→ Material supplied
---------------
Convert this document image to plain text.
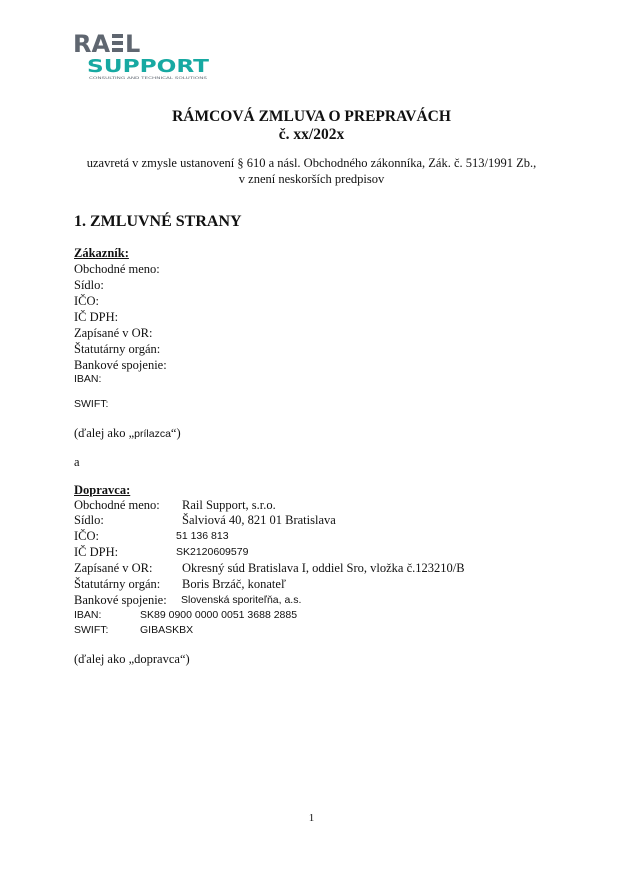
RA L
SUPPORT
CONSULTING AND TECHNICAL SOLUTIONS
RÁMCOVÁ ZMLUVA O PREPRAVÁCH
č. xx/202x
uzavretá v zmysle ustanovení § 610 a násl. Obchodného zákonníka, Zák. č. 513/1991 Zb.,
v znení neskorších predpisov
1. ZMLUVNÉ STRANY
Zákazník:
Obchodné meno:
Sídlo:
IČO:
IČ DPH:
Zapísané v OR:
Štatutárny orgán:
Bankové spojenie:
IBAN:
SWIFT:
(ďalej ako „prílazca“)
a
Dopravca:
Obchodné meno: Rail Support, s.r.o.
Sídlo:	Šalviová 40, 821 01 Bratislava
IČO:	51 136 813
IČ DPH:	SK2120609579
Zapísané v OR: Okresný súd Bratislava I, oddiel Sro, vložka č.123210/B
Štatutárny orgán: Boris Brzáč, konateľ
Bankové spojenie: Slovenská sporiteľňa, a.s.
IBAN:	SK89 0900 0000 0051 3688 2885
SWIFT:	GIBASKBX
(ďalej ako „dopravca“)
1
---------------
→ Problem statement
Copy out each line exactly, without the pictures.

→ Result of this exercise
Convert this document image to plain text.
RA L
SUPPORT
CONSULTING AND TECHNICAL SOLUTIONS
RÁMCOVÁ ZMLUVA O PREPRAVÁCH
č. xx/202x
uzavretá v zmysle ustanovení § 610 a násl. Obchodného zákonníka, Zák. č. 513/1991 Zb.,
v znení neskorších predpisov
1. ZMLUVNÉ STRANY
Zákazník:
Obchodné meno:
Sídlo:
IČO:
IČ DPH:
Zapísané v OR:
Štatutárny orgán:
Bankové spojenie:
IBAN:
SWIFT:
(ďalej ako „prílazca“)
a
Dopravca:
Obchodné meno: Rail Support, s.r.o.
Sídlo:	Šalviová 40, 821 01 Bratislava
IČO:	51 136 813
IČ DPH:	SK2120609579
Zapísané v OR: Okresný súd Bratislava I, oddiel Sro, vložka č.123210/B
Štatutárny orgán: Boris Brzáč, konateľ
Bankové spojenie: Slovenská sporiteľňa, a.s.
IBAN:	SK89 0900 0000 0051 3688 2885
SWIFT:	GIBASKBX
(ďalej ako „dopravca“)
1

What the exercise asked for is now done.